— BEGIN —

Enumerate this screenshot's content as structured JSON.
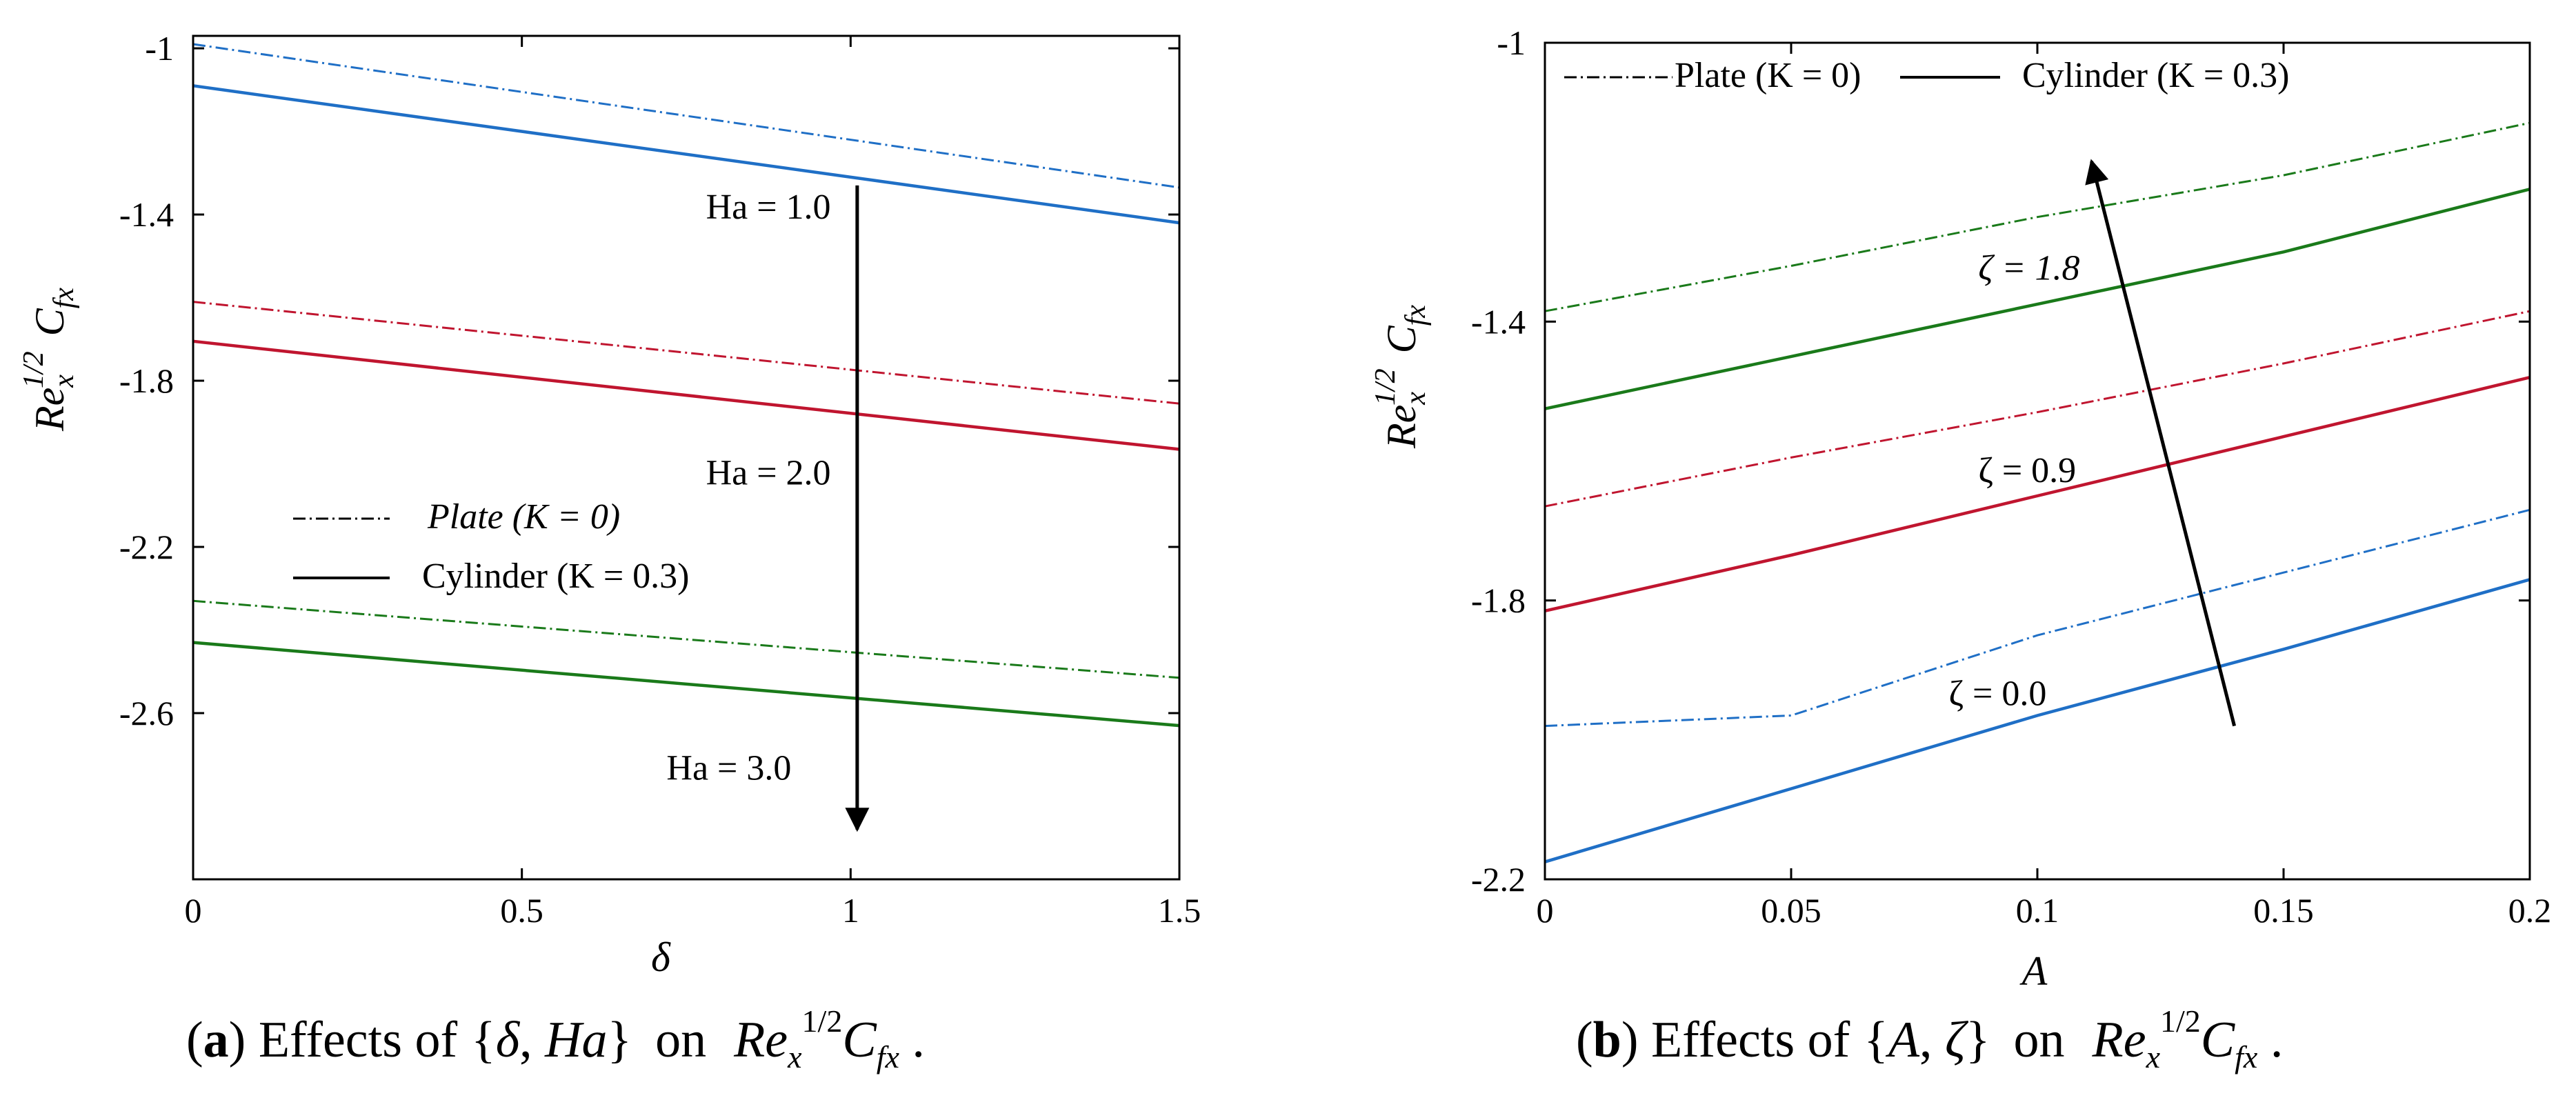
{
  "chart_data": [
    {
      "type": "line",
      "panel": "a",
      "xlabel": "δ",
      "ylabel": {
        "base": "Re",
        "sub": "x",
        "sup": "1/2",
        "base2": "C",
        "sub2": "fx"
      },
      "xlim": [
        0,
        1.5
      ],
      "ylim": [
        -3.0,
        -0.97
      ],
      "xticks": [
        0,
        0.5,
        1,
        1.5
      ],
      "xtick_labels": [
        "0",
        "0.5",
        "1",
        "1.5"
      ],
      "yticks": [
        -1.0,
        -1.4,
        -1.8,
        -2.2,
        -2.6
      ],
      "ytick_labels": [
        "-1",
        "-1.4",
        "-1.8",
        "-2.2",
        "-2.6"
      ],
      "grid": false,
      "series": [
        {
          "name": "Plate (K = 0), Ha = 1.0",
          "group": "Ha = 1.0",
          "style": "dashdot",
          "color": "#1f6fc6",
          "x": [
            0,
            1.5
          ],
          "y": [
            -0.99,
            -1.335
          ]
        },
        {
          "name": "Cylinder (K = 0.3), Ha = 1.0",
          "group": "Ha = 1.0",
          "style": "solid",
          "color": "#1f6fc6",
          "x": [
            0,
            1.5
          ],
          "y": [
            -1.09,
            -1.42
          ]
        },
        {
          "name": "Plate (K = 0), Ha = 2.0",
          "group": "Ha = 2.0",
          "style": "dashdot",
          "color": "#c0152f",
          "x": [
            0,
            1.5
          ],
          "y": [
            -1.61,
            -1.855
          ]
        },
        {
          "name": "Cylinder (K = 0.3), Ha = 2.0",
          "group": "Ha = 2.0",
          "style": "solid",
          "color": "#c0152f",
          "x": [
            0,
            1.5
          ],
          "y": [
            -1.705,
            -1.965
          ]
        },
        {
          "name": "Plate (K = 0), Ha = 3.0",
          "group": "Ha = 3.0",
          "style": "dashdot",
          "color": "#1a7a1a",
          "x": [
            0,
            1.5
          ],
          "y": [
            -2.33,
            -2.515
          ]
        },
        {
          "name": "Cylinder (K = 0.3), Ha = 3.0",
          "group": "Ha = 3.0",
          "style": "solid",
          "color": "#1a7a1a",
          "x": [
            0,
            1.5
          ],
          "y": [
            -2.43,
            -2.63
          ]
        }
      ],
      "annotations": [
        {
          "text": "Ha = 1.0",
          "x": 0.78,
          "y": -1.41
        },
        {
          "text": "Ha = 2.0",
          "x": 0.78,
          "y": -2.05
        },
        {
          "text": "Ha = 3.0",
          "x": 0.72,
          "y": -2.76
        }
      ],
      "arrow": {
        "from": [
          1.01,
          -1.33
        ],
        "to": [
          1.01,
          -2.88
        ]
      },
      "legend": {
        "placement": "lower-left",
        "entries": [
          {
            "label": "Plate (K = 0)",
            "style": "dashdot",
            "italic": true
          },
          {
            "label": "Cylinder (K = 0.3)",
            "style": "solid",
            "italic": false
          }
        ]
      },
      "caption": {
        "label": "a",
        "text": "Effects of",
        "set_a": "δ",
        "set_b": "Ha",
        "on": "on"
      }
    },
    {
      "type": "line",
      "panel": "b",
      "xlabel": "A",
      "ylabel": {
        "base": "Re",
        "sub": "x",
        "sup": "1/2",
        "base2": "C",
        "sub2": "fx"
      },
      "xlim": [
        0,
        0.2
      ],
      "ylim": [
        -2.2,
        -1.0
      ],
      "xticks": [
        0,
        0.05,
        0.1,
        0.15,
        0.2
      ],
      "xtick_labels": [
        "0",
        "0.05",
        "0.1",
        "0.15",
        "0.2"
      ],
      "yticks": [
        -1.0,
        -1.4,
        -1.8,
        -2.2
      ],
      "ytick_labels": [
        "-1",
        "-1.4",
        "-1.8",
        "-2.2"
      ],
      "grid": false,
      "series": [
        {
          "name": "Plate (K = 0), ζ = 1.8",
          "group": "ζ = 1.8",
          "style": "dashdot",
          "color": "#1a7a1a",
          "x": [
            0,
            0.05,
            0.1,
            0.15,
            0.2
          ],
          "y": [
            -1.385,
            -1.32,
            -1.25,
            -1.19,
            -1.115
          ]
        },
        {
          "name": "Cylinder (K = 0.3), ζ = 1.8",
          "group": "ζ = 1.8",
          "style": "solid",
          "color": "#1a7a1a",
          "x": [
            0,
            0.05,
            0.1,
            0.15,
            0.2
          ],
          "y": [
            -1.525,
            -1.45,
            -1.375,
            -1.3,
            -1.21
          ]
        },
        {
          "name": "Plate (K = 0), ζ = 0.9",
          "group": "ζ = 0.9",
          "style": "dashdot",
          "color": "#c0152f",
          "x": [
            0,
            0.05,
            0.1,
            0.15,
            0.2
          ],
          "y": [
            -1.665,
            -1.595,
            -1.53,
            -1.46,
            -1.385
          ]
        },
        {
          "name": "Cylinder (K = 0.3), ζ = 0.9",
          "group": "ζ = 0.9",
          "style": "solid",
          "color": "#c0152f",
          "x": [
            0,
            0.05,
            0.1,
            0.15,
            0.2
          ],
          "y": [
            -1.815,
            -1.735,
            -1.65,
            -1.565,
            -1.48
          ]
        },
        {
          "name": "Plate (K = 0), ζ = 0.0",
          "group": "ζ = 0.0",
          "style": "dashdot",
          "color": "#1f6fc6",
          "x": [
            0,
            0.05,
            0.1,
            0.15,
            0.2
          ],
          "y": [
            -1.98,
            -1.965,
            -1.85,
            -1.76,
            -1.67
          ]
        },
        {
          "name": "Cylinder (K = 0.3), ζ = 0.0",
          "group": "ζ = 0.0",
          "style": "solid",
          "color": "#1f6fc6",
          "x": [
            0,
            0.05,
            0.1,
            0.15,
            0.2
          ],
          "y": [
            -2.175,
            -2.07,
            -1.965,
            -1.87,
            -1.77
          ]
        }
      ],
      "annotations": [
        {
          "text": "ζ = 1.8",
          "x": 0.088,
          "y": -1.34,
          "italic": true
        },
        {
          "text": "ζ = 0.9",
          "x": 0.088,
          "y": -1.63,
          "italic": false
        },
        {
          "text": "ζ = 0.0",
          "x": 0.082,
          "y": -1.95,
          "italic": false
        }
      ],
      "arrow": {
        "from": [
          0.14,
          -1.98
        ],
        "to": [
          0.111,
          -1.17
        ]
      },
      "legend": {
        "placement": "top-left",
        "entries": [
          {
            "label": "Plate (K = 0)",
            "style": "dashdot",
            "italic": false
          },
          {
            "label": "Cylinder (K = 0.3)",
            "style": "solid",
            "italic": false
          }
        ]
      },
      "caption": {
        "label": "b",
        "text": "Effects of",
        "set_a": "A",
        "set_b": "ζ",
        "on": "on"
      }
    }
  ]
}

— END —
— BEGIN —

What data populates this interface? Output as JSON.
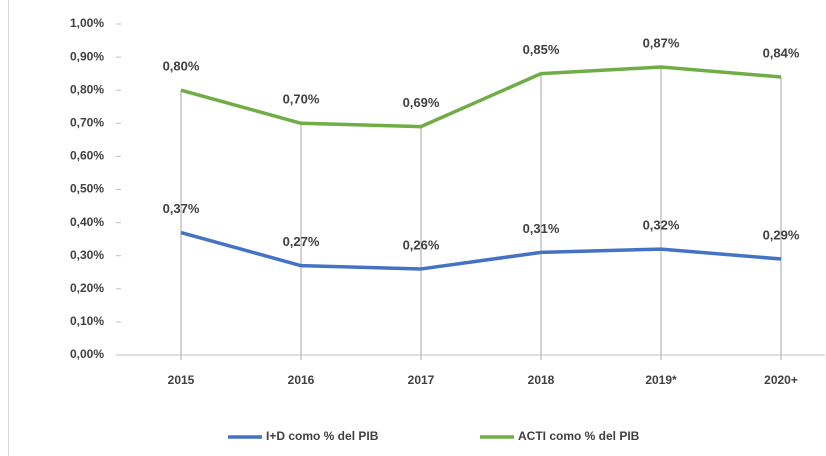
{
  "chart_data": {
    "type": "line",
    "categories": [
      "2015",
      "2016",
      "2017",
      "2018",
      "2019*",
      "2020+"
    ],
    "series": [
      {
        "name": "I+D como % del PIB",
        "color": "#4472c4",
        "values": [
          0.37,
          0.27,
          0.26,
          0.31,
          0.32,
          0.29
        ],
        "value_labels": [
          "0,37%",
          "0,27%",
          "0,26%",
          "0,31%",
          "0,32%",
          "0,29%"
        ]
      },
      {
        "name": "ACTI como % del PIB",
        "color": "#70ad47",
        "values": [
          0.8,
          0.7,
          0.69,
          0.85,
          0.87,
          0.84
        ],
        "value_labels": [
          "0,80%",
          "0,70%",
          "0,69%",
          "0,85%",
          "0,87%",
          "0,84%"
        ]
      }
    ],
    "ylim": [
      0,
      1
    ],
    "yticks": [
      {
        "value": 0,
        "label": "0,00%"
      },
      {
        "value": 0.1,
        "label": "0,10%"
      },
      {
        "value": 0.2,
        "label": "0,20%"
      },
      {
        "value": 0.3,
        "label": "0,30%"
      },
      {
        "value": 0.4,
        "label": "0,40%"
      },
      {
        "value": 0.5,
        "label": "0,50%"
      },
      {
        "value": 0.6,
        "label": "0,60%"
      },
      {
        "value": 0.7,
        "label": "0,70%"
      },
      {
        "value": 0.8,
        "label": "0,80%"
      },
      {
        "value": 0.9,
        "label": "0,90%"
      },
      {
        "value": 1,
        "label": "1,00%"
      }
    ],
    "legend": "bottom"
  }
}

— END —
— BEGIN —

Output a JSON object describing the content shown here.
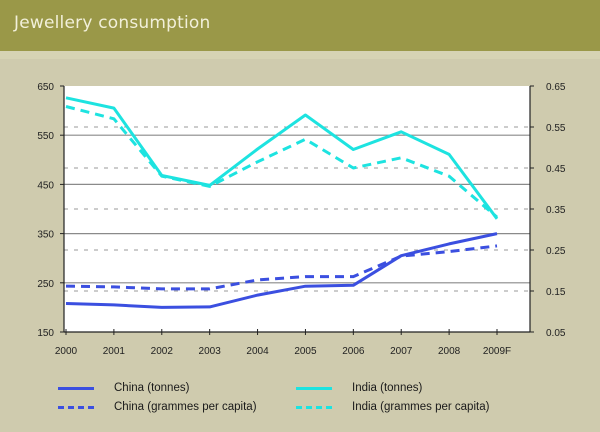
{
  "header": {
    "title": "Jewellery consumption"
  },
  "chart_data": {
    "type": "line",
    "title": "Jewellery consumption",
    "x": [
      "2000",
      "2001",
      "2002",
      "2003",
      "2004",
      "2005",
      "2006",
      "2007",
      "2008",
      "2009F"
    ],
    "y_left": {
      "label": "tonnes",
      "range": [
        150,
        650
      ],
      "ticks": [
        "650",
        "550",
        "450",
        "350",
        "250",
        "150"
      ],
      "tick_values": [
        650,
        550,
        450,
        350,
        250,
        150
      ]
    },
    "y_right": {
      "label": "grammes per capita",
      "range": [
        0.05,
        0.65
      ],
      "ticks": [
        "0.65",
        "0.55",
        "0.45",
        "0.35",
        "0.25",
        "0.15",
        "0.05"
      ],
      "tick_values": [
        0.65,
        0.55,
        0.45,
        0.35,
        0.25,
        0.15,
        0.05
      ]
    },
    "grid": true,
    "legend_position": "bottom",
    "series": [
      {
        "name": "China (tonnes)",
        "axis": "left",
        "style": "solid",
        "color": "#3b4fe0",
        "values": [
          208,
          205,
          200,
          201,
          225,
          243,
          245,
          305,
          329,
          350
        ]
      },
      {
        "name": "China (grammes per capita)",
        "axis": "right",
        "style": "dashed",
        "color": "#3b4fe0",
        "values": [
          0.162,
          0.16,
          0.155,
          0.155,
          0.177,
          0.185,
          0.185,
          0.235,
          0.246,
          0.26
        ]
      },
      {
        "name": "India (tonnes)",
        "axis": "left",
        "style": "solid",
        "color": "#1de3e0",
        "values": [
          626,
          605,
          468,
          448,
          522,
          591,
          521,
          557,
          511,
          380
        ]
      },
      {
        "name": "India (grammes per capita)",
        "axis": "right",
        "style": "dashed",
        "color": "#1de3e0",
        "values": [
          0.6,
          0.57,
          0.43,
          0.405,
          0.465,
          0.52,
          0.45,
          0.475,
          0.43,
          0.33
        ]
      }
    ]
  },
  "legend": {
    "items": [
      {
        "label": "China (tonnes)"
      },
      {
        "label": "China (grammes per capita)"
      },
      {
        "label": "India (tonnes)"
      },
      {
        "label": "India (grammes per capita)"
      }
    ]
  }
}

— END —

### Exercise objective:
Tally the lines in the entries above that hold the word "Output". Reply with nothing but that count.

### Response below:
2